**WRITTEN TASK:** Reproduce the records below in full and word for word, excluding pictures.

════

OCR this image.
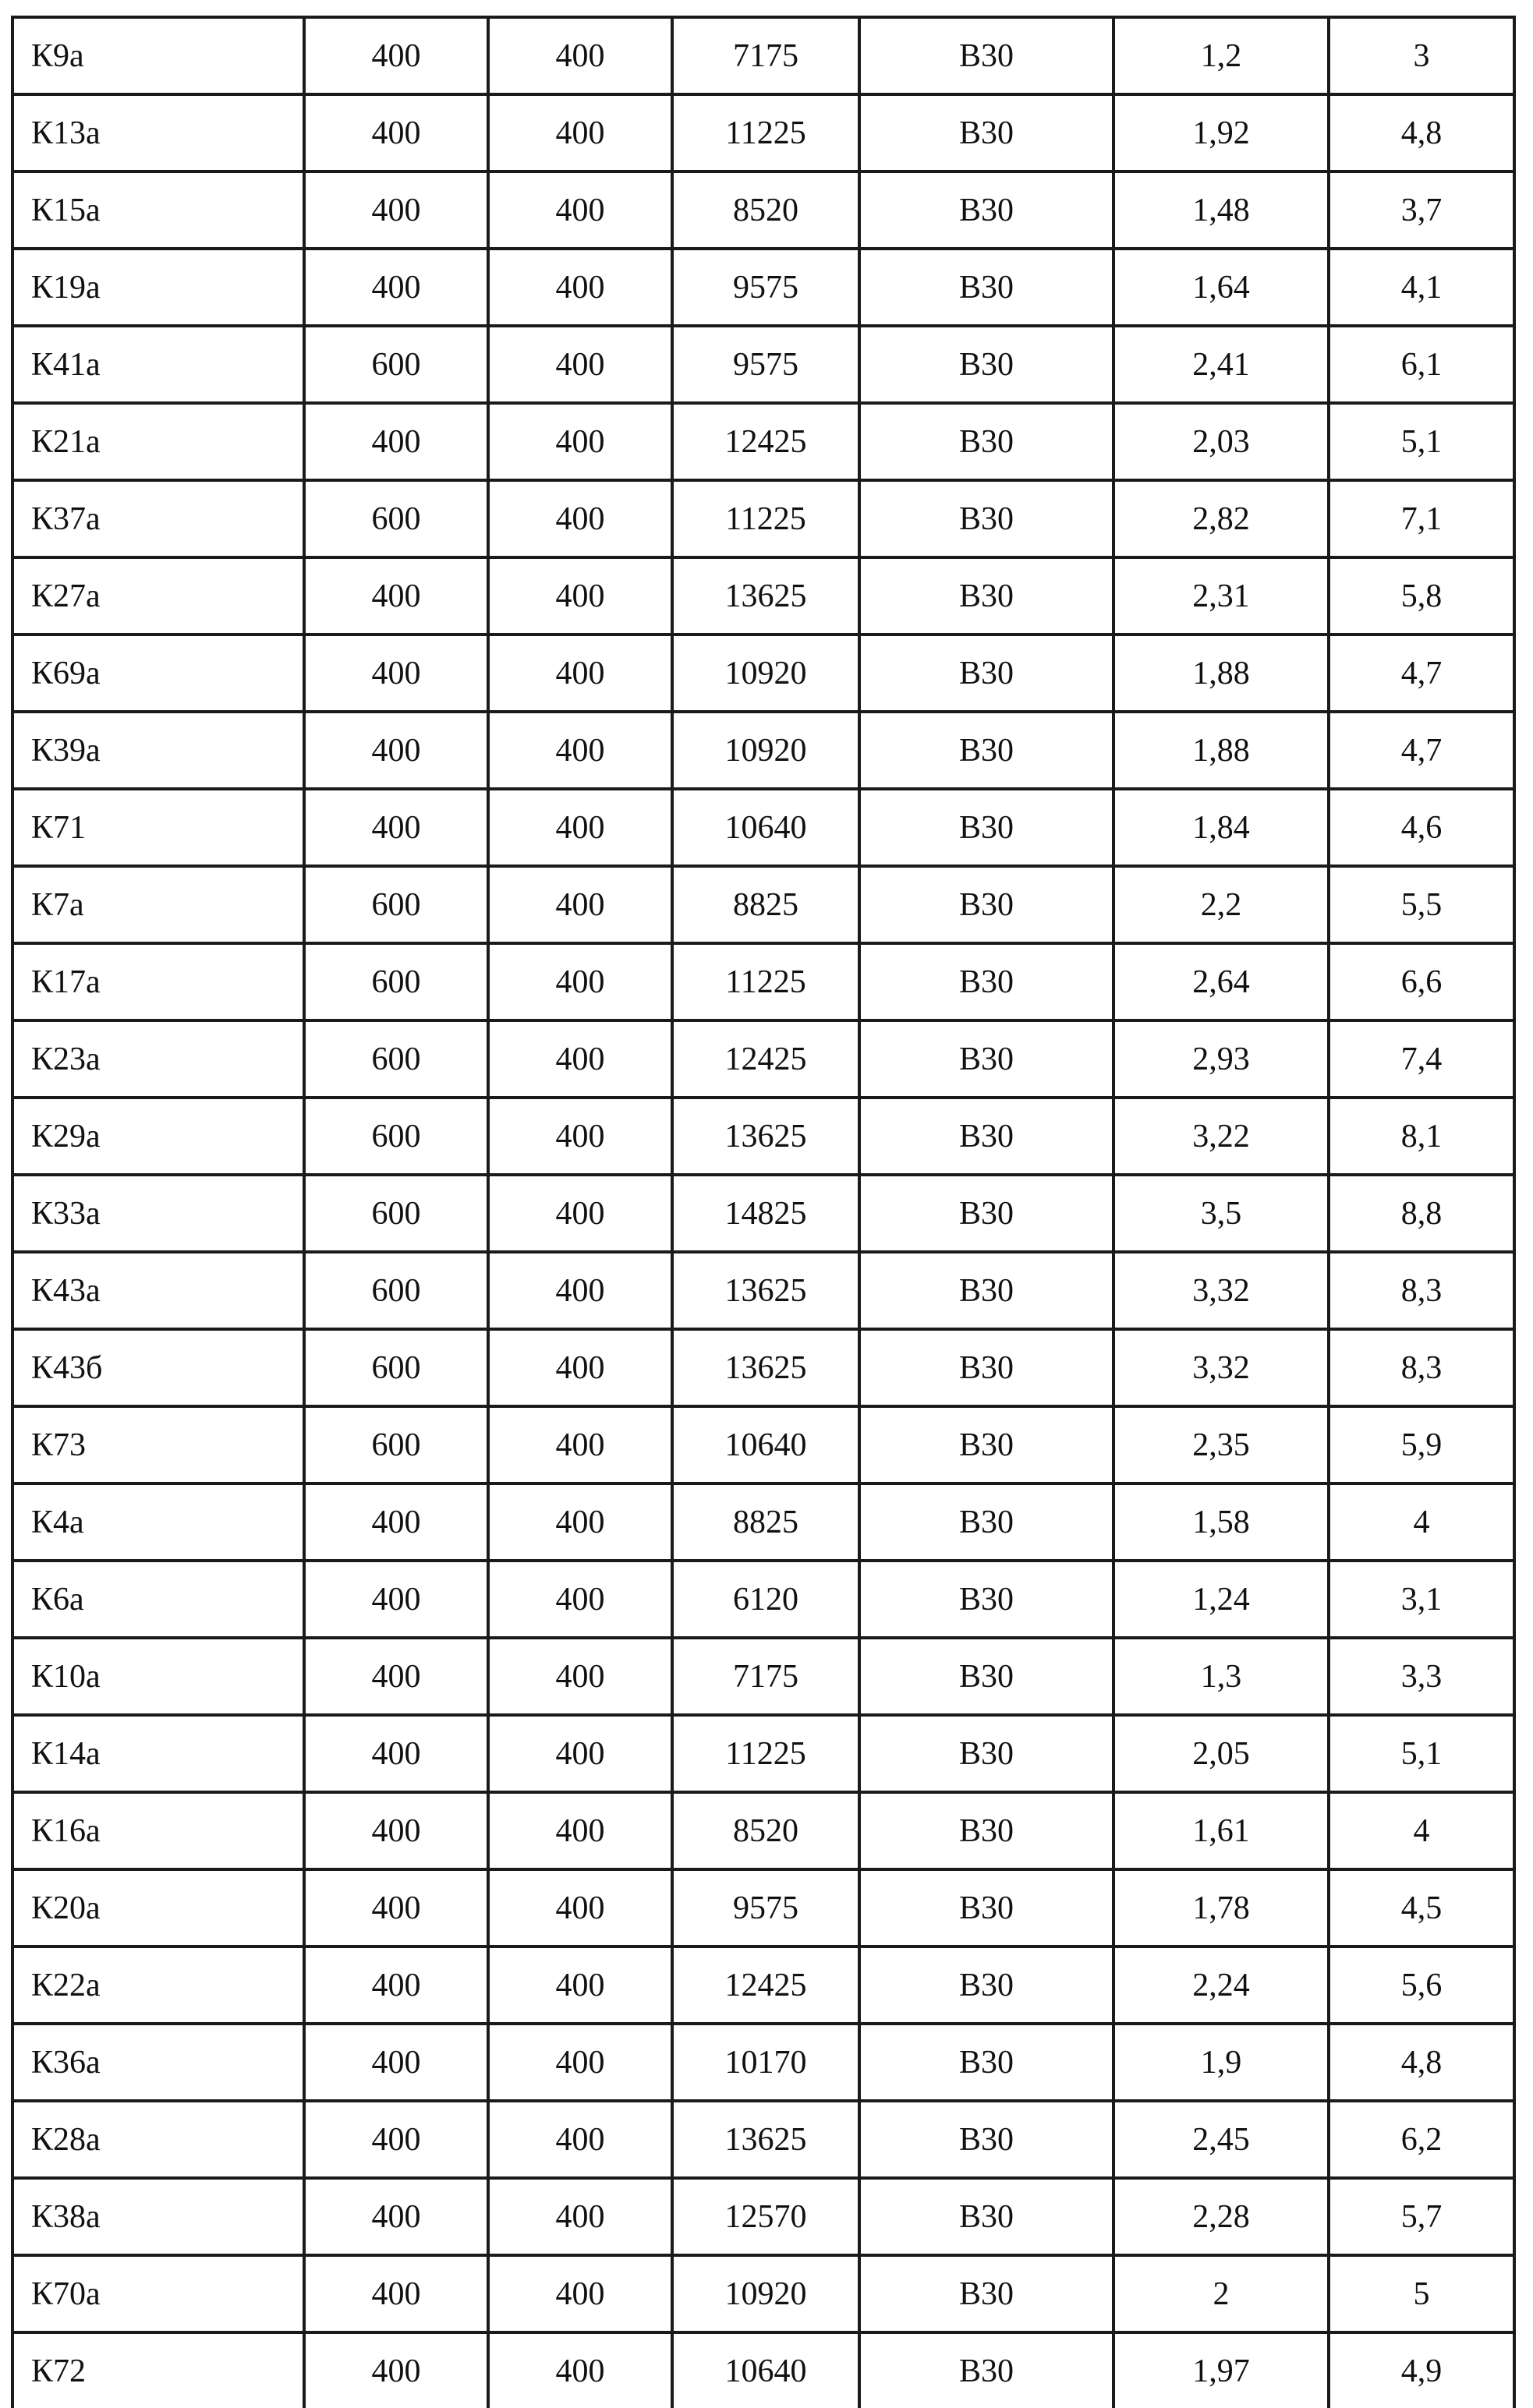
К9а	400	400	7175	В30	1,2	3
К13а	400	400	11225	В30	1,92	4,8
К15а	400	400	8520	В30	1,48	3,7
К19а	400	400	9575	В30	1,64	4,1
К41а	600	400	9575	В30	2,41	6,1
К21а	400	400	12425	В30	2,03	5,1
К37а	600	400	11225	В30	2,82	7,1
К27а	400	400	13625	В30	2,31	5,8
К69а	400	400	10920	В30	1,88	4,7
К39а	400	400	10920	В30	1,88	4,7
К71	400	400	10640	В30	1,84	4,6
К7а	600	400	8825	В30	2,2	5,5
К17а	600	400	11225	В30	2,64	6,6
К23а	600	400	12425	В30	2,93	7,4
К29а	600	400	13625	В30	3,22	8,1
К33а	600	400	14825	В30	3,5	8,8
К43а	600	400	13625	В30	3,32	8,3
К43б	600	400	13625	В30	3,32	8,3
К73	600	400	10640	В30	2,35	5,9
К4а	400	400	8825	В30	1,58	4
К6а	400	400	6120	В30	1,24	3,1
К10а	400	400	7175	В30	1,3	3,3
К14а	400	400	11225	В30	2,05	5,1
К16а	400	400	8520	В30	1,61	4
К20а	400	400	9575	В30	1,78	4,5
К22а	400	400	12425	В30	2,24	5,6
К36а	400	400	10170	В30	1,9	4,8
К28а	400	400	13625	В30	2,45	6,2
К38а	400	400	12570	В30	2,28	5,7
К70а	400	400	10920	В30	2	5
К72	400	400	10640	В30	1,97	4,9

════

**EXERCISE SOLUTION:**
OCR this image.
К9а	400	400	7175	В30	1,2	3
К13а	400	400	11225	В30	1,92	4,8
К15а	400	400	8520	В30	1,48	3,7
К19а	400	400	9575	В30	1,64	4,1
К41а	600	400	9575	В30	2,41	6,1
К21а	400	400	12425	В30	2,03	5,1
К37а	600	400	11225	В30	2,82	7,1
К27а	400	400	13625	В30	2,31	5,8
К69а	400	400	10920	В30	1,88	4,7
К39а	400	400	10920	В30	1,88	4,7
К71	400	400	10640	В30	1,84	4,6
К7а	600	400	8825	В30	2,2	5,5
К17а	600	400	11225	В30	2,64	6,6
К23а	600	400	12425	В30	2,93	7,4
К29а	600	400	13625	В30	3,22	8,1
К33а	600	400	14825	В30	3,5	8,8
К43а	600	400	13625	В30	3,32	8,3
К43б	600	400	13625	В30	3,32	8,3
К73	600	400	10640	В30	2,35	5,9
К4а	400	400	8825	В30	1,58	4
К6а	400	400	6120	В30	1,24	3,1
К10а	400	400	7175	В30	1,3	3,3
К14а	400	400	11225	В30	2,05	5,1
К16а	400	400	8520	В30	1,61	4
К20а	400	400	9575	В30	1,78	4,5
К22а	400	400	12425	В30	2,24	5,6
К36а	400	400	10170	В30	1,9	4,8
К28а	400	400	13625	В30	2,45	6,2
К38а	400	400	12570	В30	2,28	5,7
К70а	400	400	10920	В30	2	5
К72	400	400	10640	В30	1,97	4,9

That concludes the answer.